*Task goal:*
Word for word, set down the records and skip each picture.

:: Entries shown ::

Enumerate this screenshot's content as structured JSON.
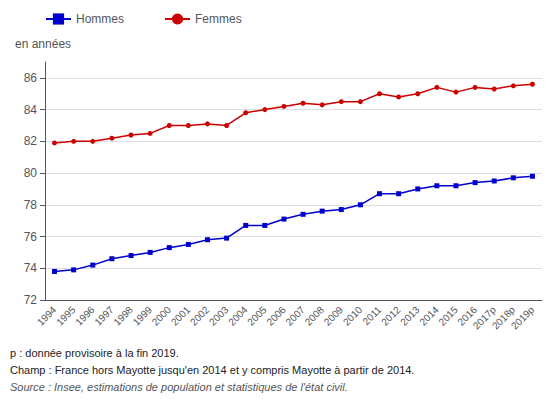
{
  "chart_data": {
    "type": "line",
    "categories": [
      "1994",
      "1995",
      "1996",
      "1997",
      "1998",
      "1999",
      "2000",
      "2001",
      "2002",
      "2003",
      "2004",
      "2005",
      "2006",
      "2007",
      "2008",
      "2009",
      "2010",
      "2011",
      "2012",
      "2013",
      "2014",
      "2015",
      "2016",
      "2017p",
      "2018p",
      "2019p"
    ],
    "series": [
      {
        "name": "Hommes",
        "color": "#0000cc",
        "marker": "square",
        "values": [
          73.8,
          73.9,
          74.2,
          74.6,
          74.8,
          75.0,
          75.3,
          75.5,
          75.8,
          75.9,
          76.7,
          76.7,
          77.1,
          77.4,
          77.6,
          77.7,
          78.0,
          78.7,
          78.7,
          79.0,
          79.2,
          79.2,
          79.4,
          79.5,
          79.7,
          79.8
        ]
      },
      {
        "name": "Femmes",
        "color": "#cc0000",
        "marker": "circle",
        "values": [
          81.9,
          82.0,
          82.0,
          82.2,
          82.4,
          82.5,
          83.0,
          83.0,
          83.1,
          83.0,
          83.8,
          84.0,
          84.2,
          84.4,
          84.3,
          84.5,
          84.5,
          85.0,
          84.8,
          85.0,
          85.4,
          85.1,
          85.4,
          85.3,
          85.5,
          85.6
        ]
      }
    ],
    "ylabel": "en années",
    "ylim": [
      72,
      87
    ],
    "yticks": [
      72,
      74,
      76,
      78,
      80,
      82,
      84,
      86
    ],
    "grid": true,
    "legend": "upper left",
    "annotations": [
      "p : donnée provisoire à la fin 2019.",
      "Champ : France hors Mayotte jusqu'en 2014 et y compris Mayotte à partir de 2014.",
      "Source : Insee, estimations de population et statistiques de l'état civil."
    ]
  }
}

:::

*Expected output:*
Enumerate this screenshot's content as structured JSON.
{
  "chart_data": {
    "type": "line",
    "categories": [
      "1994",
      "1995",
      "1996",
      "1997",
      "1998",
      "1999",
      "2000",
      "2001",
      "2002",
      "2003",
      "2004",
      "2005",
      "2006",
      "2007",
      "2008",
      "2009",
      "2010",
      "2011",
      "2012",
      "2013",
      "2014",
      "2015",
      "2016",
      "2017p",
      "2018p",
      "2019p"
    ],
    "series": [
      {
        "name": "Hommes",
        "color": "#0000cc",
        "marker": "square",
        "values": [
          73.8,
          73.9,
          74.2,
          74.6,
          74.8,
          75.0,
          75.3,
          75.5,
          75.8,
          75.9,
          76.7,
          76.7,
          77.1,
          77.4,
          77.6,
          77.7,
          78.0,
          78.7,
          78.7,
          79.0,
          79.2,
          79.2,
          79.4,
          79.5,
          79.7,
          79.8
        ]
      },
      {
        "name": "Femmes",
        "color": "#cc0000",
        "marker": "circle",
        "values": [
          81.9,
          82.0,
          82.0,
          82.2,
          82.4,
          82.5,
          83.0,
          83.0,
          83.1,
          83.0,
          83.8,
          84.0,
          84.2,
          84.4,
          84.3,
          84.5,
          84.5,
          85.0,
          84.8,
          85.0,
          85.4,
          85.1,
          85.4,
          85.3,
          85.5,
          85.6
        ]
      }
    ],
    "ylabel": "en années",
    "ylim": [
      72,
      87
    ],
    "yticks": [
      72,
      74,
      76,
      78,
      80,
      82,
      84,
      86
    ],
    "grid": true,
    "legend": "upper left",
    "annotations": [
      "p : donnée provisoire à la fin 2019.",
      "Champ : France hors Mayotte jusqu'en 2014 et y compris Mayotte à partir de 2014.",
      "Source : Insee, estimations de population et statistiques de l'état civil."
    ]
  }
}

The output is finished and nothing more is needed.